▸ What to do
Each line that follows is to be retyped exactly.

▸ Data rows
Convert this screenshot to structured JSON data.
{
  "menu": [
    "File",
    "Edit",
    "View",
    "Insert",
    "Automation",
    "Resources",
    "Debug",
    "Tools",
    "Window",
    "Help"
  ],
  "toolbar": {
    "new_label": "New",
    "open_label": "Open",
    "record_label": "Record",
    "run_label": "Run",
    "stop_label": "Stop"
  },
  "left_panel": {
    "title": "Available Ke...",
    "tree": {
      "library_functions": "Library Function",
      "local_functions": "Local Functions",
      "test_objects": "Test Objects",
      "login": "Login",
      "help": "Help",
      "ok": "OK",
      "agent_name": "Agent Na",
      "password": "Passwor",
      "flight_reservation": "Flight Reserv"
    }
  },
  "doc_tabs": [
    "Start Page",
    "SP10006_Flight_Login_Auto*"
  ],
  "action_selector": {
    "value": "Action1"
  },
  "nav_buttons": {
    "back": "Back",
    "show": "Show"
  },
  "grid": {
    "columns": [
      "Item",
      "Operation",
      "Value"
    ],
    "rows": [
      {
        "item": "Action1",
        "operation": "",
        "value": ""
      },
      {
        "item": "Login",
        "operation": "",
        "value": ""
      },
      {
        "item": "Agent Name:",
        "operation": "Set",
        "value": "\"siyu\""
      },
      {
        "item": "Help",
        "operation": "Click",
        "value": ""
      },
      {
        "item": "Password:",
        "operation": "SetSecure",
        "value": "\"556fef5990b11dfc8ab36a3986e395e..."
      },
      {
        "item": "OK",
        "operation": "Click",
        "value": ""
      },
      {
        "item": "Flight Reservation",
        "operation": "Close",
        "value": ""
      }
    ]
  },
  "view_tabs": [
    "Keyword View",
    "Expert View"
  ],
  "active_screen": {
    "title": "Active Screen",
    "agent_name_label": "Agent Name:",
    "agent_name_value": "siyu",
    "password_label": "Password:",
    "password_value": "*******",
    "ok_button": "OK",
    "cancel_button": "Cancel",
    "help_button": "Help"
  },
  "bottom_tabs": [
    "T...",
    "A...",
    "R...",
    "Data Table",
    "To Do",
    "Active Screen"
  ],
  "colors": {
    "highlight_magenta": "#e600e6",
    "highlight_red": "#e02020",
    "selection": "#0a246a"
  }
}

▸ Written solution
Convert this screenshot to structured JSON data.
{
  "menu": [
    "File",
    "Edit",
    "View",
    "Insert",
    "Automation",
    "Resources",
    "Debug",
    "Tools",
    "Window",
    "Help"
  ],
  "toolbar": {
    "new_label": "New",
    "open_label": "Open",
    "record_label": "Record",
    "run_label": "Run",
    "stop_label": "Stop"
  },
  "left_panel": {
    "title": "Available Ke...",
    "tree": {
      "library_functions": "Library Function",
      "local_functions": "Local Functions",
      "test_objects": "Test Objects",
      "login": "Login",
      "help": "Help",
      "ok": "OK",
      "agent_name": "Agent Na",
      "password": "Passwor",
      "flight_reservation": "Flight Reserv"
    }
  },
  "doc_tabs": [
    "Start Page",
    "SP10006_Flight_Login_Auto*"
  ],
  "action_selector": {
    "value": "Action1"
  },
  "nav_buttons": {
    "back": "Back",
    "show": "Show"
  },
  "grid": {
    "columns": [
      "Item",
      "Operation",
      "Value"
    ],
    "rows": [
      {
        "item": "Action1",
        "operation": "",
        "value": ""
      },
      {
        "item": "Login",
        "operation": "",
        "value": ""
      },
      {
        "item": "Agent Name:",
        "operation": "Set",
        "value": "\"siyu\""
      },
      {
        "item": "Help",
        "operation": "Click",
        "value": ""
      },
      {
        "item": "Password:",
        "operation": "SetSecure",
        "value": "\"556fef5990b11dfc8ab36a3986e395e..."
      },
      {
        "item": "OK",
        "operation": "Click",
        "value": ""
      },
      {
        "item": "Flight Reservation",
        "operation": "Close",
        "value": ""
      }
    ]
  },
  "view_tabs": [
    "Keyword View",
    "Expert View"
  ],
  "active_screen": {
    "title": "Active Screen",
    "agent_name_label": "Agent Name:",
    "agent_name_value": "siyu",
    "password_label": "Password:",
    "password_value": "*******",
    "ok_button": "OK",
    "cancel_button": "Cancel",
    "help_button": "Help"
  },
  "bottom_tabs": [
    "T...",
    "A...",
    "R...",
    "Data Table",
    "To Do",
    "Active Screen"
  ],
  "colors": {
    "highlight_magenta": "#e600e6",
    "highlight_red": "#e02020",
    "selection": "#0a246a"
  }
}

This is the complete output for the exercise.